Go through the material below and count the lines with the string "this"; the number is the whole answer.

##### EXERCISE MATERIALS

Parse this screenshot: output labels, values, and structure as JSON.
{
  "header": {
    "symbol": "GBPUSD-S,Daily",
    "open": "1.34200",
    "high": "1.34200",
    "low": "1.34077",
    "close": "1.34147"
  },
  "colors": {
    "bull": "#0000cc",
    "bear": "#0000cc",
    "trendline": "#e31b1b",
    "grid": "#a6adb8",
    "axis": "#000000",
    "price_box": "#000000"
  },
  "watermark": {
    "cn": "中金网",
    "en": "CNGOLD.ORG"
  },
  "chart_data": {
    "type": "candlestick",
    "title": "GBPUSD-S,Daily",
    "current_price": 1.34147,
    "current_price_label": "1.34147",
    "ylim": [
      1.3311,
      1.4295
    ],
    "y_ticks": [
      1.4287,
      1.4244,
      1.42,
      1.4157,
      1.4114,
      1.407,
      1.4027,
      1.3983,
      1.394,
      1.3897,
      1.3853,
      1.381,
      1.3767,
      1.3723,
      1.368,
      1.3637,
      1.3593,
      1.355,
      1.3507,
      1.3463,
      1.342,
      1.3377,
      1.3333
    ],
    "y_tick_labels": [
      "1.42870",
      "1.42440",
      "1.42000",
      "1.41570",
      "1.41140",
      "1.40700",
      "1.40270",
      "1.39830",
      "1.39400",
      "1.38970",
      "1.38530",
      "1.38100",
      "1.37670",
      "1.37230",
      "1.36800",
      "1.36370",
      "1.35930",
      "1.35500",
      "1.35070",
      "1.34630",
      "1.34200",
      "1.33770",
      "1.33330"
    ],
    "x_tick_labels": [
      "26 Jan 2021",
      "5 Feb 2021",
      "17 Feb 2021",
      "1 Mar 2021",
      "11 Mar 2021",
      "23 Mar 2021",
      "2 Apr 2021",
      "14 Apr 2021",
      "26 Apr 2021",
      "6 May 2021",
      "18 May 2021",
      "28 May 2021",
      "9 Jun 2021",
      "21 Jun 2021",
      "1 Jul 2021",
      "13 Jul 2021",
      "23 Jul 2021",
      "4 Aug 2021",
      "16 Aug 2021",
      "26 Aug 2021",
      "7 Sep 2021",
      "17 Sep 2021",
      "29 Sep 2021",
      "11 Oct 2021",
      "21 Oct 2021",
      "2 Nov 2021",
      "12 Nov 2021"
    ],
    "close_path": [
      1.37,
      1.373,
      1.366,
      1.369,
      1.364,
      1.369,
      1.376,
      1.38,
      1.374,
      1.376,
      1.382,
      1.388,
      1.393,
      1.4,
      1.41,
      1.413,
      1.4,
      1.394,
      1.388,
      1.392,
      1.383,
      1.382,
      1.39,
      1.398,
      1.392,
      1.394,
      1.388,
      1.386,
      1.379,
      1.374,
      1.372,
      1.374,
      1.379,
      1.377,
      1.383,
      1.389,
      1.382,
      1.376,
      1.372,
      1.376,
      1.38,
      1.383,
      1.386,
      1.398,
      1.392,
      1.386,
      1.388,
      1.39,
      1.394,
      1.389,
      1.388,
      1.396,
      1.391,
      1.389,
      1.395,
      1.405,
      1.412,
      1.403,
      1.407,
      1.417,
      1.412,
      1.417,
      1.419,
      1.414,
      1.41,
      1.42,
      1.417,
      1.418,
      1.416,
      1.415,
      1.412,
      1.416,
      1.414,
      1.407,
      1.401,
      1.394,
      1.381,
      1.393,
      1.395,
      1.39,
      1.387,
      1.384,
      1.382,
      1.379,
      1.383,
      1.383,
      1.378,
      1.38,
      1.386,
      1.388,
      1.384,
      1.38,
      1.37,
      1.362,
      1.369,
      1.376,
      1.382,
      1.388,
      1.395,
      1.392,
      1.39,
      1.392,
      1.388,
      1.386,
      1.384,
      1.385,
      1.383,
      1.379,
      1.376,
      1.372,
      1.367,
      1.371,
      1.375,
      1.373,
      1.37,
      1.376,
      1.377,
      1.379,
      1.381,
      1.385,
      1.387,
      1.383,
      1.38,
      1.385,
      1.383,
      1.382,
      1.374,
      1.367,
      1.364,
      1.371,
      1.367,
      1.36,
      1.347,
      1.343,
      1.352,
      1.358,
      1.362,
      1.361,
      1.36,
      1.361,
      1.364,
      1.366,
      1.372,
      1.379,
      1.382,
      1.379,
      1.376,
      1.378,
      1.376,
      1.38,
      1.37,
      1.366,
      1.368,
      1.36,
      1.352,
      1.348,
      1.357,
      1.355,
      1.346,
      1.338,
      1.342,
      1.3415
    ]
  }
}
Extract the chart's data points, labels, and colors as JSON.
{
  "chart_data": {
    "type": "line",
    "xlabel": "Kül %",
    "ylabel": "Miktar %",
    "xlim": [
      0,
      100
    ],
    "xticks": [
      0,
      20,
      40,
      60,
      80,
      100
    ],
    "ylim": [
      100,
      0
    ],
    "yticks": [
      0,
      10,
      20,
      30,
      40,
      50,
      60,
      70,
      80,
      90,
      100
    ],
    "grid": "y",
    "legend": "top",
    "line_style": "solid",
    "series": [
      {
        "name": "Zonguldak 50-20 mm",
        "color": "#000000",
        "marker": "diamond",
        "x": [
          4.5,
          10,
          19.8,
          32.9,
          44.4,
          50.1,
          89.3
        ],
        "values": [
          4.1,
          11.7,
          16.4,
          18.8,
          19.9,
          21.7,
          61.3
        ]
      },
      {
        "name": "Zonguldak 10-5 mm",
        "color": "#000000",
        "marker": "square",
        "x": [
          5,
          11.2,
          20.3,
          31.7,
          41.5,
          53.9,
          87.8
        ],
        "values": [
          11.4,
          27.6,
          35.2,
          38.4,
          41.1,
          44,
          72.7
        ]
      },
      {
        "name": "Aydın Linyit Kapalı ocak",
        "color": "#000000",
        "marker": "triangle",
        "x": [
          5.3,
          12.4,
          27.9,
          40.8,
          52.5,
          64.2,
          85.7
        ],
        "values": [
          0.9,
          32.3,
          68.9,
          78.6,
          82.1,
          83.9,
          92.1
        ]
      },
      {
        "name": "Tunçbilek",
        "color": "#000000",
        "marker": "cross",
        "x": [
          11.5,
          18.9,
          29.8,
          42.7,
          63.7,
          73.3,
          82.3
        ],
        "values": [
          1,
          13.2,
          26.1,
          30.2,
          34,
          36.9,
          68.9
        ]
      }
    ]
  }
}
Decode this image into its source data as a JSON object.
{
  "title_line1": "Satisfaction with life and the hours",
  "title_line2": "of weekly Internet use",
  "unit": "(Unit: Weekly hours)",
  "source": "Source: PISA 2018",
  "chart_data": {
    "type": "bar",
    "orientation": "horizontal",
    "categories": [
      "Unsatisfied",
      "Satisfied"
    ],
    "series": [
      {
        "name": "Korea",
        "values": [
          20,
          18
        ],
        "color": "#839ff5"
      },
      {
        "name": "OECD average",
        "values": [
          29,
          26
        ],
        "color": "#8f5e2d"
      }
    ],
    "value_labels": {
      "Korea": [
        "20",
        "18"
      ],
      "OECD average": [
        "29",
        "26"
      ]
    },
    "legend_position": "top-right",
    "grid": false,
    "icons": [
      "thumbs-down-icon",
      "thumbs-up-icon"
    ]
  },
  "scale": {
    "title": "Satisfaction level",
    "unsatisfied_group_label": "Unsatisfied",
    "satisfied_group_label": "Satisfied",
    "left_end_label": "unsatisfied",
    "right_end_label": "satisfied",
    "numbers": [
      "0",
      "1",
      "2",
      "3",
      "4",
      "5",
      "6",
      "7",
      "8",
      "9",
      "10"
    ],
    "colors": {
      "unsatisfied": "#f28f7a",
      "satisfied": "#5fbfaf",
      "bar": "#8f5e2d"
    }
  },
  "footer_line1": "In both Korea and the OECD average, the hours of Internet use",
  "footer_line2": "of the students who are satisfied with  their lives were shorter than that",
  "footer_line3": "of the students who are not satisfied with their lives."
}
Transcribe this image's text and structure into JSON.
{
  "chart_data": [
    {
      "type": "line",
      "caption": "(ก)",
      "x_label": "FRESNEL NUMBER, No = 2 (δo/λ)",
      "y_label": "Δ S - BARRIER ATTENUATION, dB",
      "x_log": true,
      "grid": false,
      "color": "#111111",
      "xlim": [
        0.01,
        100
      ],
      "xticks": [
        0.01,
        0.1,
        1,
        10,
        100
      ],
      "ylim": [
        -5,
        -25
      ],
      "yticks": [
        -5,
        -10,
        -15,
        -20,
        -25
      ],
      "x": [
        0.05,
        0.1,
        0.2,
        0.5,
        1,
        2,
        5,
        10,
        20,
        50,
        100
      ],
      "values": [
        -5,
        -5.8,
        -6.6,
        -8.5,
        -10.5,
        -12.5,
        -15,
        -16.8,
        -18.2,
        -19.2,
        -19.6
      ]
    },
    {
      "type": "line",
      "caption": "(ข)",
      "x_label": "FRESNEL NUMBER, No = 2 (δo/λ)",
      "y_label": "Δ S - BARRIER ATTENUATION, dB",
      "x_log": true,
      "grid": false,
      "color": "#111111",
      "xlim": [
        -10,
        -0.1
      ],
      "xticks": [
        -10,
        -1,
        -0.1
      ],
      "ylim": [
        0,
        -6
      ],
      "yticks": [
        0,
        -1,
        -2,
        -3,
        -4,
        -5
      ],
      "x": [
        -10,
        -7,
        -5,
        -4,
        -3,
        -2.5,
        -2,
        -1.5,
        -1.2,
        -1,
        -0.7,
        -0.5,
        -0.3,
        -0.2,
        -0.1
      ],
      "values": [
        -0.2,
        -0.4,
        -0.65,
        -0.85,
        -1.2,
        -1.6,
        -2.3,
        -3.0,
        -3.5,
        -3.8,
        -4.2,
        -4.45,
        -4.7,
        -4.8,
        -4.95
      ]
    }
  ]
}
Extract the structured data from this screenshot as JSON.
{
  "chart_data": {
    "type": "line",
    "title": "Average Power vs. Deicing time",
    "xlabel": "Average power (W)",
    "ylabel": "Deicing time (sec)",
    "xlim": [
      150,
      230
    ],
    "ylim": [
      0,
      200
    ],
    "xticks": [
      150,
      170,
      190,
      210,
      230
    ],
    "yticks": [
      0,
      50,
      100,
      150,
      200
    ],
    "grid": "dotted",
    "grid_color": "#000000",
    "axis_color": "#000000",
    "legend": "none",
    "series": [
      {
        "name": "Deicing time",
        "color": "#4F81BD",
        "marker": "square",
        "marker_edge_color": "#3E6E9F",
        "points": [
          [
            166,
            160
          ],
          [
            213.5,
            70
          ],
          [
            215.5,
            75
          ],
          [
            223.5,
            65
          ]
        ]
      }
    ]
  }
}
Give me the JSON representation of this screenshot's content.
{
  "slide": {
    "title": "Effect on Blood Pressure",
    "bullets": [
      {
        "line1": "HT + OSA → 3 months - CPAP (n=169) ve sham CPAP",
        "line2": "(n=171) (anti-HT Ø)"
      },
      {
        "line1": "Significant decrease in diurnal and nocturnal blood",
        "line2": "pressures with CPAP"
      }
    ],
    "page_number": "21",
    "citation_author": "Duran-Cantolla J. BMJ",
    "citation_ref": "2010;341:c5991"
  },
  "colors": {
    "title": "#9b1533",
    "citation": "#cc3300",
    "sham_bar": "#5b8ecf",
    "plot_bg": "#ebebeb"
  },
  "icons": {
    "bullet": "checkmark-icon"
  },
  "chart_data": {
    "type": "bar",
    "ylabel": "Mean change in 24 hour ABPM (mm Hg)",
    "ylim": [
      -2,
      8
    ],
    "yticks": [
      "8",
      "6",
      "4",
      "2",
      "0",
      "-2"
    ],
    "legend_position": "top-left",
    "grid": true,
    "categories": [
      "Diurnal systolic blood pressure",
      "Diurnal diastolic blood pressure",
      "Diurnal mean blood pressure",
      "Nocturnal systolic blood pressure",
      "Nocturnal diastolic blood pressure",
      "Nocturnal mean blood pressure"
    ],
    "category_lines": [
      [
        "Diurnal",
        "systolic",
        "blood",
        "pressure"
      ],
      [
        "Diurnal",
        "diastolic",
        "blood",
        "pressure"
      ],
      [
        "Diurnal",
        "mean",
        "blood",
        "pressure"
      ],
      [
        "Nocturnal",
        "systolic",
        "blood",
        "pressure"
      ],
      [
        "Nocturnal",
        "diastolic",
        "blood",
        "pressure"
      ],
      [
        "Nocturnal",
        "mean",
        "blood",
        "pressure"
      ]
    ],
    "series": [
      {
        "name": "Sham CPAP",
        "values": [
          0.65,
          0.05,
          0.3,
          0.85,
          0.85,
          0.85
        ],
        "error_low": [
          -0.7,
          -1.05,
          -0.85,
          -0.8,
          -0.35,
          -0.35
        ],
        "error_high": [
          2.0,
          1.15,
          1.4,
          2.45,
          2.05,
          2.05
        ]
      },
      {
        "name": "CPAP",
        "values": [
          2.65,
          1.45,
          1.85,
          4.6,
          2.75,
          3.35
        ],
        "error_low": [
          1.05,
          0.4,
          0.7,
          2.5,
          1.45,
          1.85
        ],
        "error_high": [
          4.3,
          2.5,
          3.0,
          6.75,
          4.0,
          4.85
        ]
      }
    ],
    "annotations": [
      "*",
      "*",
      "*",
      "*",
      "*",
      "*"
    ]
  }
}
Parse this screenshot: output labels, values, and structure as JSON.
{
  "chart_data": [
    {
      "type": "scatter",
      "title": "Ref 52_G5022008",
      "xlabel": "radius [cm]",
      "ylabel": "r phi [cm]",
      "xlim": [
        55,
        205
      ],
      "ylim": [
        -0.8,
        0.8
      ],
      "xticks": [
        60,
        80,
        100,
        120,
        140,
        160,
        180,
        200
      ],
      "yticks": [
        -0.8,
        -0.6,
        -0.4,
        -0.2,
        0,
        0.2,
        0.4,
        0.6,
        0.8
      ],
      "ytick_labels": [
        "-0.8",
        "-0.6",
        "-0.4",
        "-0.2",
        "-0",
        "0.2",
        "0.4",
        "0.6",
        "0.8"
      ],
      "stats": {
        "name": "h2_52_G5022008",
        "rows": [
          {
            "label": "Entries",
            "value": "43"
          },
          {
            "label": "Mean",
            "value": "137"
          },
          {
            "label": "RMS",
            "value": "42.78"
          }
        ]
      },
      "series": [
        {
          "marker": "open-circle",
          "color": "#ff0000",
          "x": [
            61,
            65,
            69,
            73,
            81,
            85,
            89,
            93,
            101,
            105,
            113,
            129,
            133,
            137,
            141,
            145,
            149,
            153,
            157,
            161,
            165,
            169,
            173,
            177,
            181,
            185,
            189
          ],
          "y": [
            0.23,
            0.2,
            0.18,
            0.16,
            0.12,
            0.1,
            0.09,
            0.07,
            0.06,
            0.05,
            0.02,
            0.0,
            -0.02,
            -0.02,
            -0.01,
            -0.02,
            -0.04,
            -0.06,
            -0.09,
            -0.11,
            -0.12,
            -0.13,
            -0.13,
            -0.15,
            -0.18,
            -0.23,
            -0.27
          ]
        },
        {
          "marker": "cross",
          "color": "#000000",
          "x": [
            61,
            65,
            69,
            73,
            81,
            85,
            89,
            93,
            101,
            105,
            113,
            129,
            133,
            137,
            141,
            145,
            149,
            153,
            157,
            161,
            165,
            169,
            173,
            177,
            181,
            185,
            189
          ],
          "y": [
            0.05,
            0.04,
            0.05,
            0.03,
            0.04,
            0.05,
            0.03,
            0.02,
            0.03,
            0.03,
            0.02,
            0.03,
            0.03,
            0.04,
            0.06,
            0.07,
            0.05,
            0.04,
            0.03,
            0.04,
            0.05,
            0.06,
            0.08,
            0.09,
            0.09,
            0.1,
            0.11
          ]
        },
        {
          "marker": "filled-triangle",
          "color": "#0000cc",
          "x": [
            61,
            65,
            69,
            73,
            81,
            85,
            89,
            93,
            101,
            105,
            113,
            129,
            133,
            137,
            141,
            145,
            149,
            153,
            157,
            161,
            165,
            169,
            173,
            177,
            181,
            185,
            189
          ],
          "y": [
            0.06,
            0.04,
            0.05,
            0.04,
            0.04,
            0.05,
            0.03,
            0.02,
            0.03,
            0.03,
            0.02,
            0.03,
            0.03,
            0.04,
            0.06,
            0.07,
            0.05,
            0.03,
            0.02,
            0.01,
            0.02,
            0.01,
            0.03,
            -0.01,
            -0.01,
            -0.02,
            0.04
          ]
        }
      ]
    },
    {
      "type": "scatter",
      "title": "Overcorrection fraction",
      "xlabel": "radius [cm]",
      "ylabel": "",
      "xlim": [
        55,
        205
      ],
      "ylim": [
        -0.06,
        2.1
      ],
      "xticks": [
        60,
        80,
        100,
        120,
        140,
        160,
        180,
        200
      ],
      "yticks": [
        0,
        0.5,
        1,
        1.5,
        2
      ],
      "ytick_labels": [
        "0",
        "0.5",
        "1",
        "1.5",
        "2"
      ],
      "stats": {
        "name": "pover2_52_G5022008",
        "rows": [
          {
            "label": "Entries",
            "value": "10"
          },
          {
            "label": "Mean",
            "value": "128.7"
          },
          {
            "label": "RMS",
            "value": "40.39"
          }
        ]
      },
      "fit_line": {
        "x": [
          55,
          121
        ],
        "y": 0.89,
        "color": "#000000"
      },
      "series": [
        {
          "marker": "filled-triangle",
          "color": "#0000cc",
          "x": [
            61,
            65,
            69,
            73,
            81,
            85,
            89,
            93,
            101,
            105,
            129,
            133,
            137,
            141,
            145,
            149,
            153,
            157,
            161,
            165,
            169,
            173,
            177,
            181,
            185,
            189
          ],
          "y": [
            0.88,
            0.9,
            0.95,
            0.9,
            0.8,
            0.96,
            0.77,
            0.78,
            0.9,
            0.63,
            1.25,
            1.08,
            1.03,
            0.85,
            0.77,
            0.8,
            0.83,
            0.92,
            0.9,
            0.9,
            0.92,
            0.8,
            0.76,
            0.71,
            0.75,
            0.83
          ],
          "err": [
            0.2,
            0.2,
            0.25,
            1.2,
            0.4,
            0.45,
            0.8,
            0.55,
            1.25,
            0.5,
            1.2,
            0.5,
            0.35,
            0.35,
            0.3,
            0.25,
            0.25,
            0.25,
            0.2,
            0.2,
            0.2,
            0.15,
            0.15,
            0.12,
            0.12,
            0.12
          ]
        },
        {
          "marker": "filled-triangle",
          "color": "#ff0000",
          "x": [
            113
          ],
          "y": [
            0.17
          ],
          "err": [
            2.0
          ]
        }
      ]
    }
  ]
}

##########

SOLUTION TO THE PROBLEM:
6